INSTRUÇÃO A: Transforme em uma tabela Markdown, com as colunas Nº e Entrada, todas as entradas desde a linha que contém "y-tick-label: 0 <box>85 512 98 539</box>" até a linha que contém "bar-philippines <box>423 263 464 525</box>", incluindo as duas. Deixe de fora as linhas em branco.

= = = =

Alfredo achava que uma esposa devia ser “trabalhadeira” como ele, e uma mãe presente para os filhos. Diferente de sua mãe, uma mulher fútil e uma mãe ausente. Ela vivia às turras com o marido que se queixava da falta de apoio da esposa. Os ideais de casamento de Alfredo construíram-se, portanto, em oposição às más experiências que teve em casa quando criança.
Letícia, ao contrário, admirava o pai que era um cavalheiro e provedor, que se dava muito bem com sua mãe, uma elegante senhora dedicada à vida em alta sociedade e a obras de caridade. Leticia imaginava ter um marido dedicado à esposa, tal como seu pai fora para sua mãe. Queria que Alfredo assumisse todas as zeladorias da vida (da declaração de imposto de renda e conserto do carro, ao planejamento das viagens). Não aceitava ter que cuidar dos filhos em período integral, precisava de tempo para encontrar amigas, ir à academia e fazer compras, e delegava a educação das crianças a duas babás, tal como sua mãe fizera.

= = = =

INSTRUÇÃO B: Dê continuidade ao trecho sobre os ideais de casamento de Alfredo e Letícia, começando logo após a última frase apresentada.

= = = =

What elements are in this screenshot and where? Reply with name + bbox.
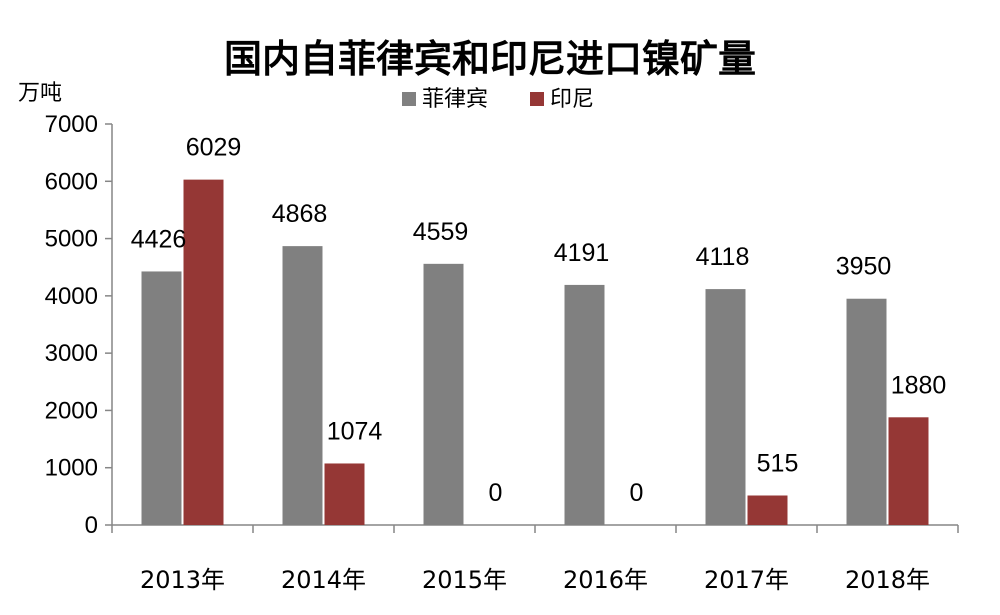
y-tick-label: 0 <box>85 512 98 539</box>
y-axis-unit-label: 万吨 <box>18 81 62 106</box>
legend-swatch-indonesia <box>530 92 544 106</box>
data-label-philippines: 3950 <box>836 253 892 281</box>
bars <box>141 179 929 525</box>
bar-philippines <box>423 263 464 525</box>
data-label-philippines: 4868 <box>272 200 328 228</box>
legend-label-philippines: 菲律宾 <box>422 87 488 112</box>
data-label-indonesia: 1074 <box>327 417 383 445</box>
x-tick-label: 2017年 <box>704 566 789 594</box>
y-tick-label: 3000 <box>45 340 98 367</box>
chart-title: 国内自菲律宾和印尼进口镍矿量 <box>224 37 756 81</box>
data-label-indonesia: 0 <box>489 479 503 507</box>
y-tick-label: 6000 <box>45 168 98 195</box>
x-tick-label: 2014年 <box>281 566 366 594</box>
data-label-philippines: 4426 <box>131 225 187 253</box>
data-label-indonesia: 515 <box>757 449 799 477</box>
bar-indonesia <box>183 179 224 525</box>
y-tick-label: 5000 <box>45 226 98 253</box>
data-label-philippines: 4559 <box>413 218 469 246</box>
bar-philippines <box>282 246 323 525</box>
axes: 0 1000 2000 3000 4000 5000 6000 7000 2013年 2014年 2… <box>45 111 959 594</box>
x-tick-label: 2018年 <box>845 566 930 594</box>
data-labels: 4426 6029 4868 1074 4559 0 4191 0 4118 515 3950 188… <box>131 134 947 507</box>
data-label-philippines: 4118 <box>696 243 750 271</box>
y-tick-label: 2000 <box>45 397 98 424</box>
data-label-indonesia: 6029 <box>186 134 242 162</box>
data-label-indonesia: 1880 <box>891 371 947 399</box>
x-tick-label: 2015年 <box>422 566 507 594</box>
x-tick-label: 2016年 <box>563 566 648 594</box>
x-tick-label: 2013年 <box>140 566 225 594</box>
y-tick-label: 4000 <box>45 283 98 310</box>
data-label-philippines: 4191 <box>554 239 610 267</box>
y-tick-label: 1000 <box>45 455 98 482</box>
data-label-indonesia: 0 <box>630 479 644 507</box>
legend-label-indonesia: 印尼 <box>550 87 594 112</box>
bar-indonesia <box>747 495 788 525</box>
bar-philippines <box>564 284 605 525</box>
legend-swatch-philippines <box>402 92 416 106</box>
bar-indonesia <box>888 417 929 525</box>
legend: 菲律宾 印尼 <box>402 87 594 112</box>
bar-philippines <box>705 289 746 525</box>
bar-philippines <box>846 298 887 525</box>
bar-indonesia <box>324 463 365 525</box>
bar-philippines <box>141 271 182 525</box>
y-tick-label: 7000 <box>45 111 98 138</box>
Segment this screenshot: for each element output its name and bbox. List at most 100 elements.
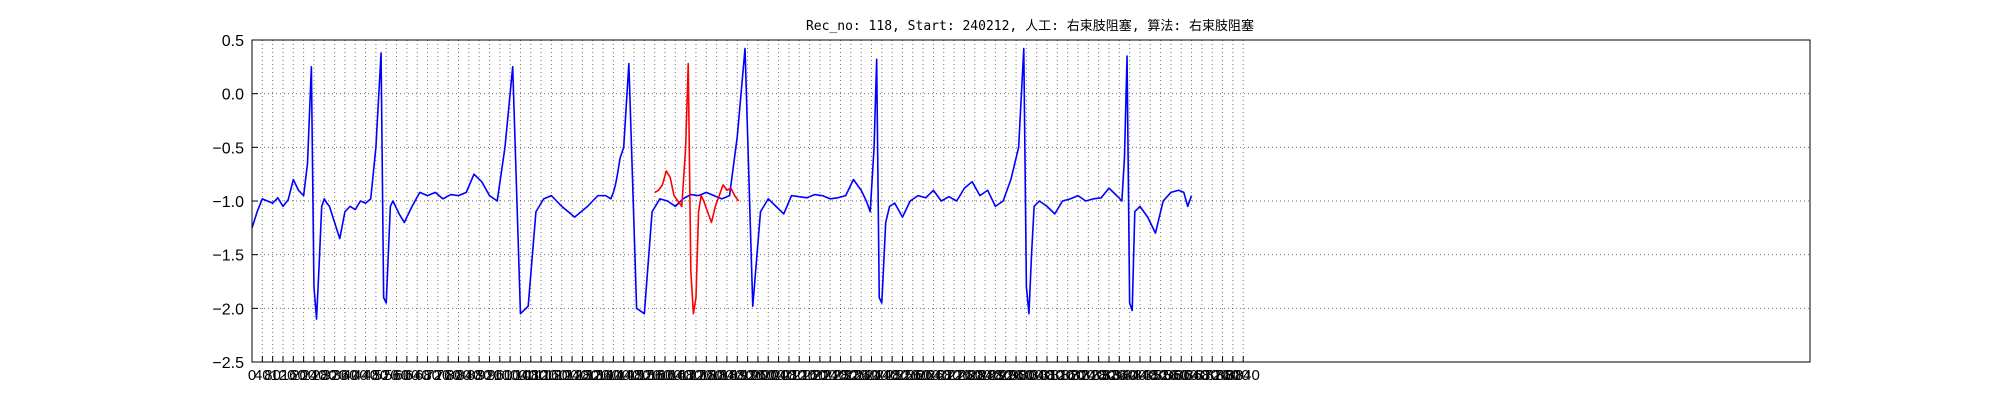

= = = =

RESPOSTA ESCRITA A:
| Nº | Entrada |
|---|---|
| 1 | y-tick-label: 0 <box>85 512 98 539</box> |
| 2 | y-axis-unit-label: 万吨 <box>18 81 62 106</box> |
| 3 | legend-swatch-indonesia <box>530 92 544 106</box> |
| 4 | data-label-philippines: 3950 <box>836 253 892 281</box> |
| 5 | bars <box>141 179 929 525</box> |
| 6 | bar-philippines <box>423 263 464 525</box> |

RESPOSTA ESCRITA B:
Como você pode imaginar divergências nas Concepções de casamento causam reações emocionais intensas, e Alfredo e Leticia viviam indignados um com o outro. Também divergiam sobre os direitos e deveres de sogra. Alfredo achava que a mãe de Letícia não deveria ter a chave de sua casa, e Leticia, muito ligada à mãe, acreditava ser normal a mãe ter livre acesso à sua casa e opinar sobre a educação dos seus filhos.
Mas, apesar da indignação que divergências sobre concepções de casamento causam, este é um item com grandes possibilidades de ser ajustado entre vocês. E por que? Porque diferenças sobre direitos e deveres de marido e mulher são, em grande parte, disputas conceituais (de valores e concepções). E por incrível que pareça a prática mostra que nossas convicções conceituais são mais fáceis de mudar, pois respondem mais facilmente a ponderações. Ou seja, aos poucos, argumentos sensatos e uma visão moderna podem ser aceitos (quando é muito difícil, um terapeuta de casal pode ajudar muito). Ao contrário de divergências de gosto e interesses, que raramente mudam por causa de argumentos e ponderações.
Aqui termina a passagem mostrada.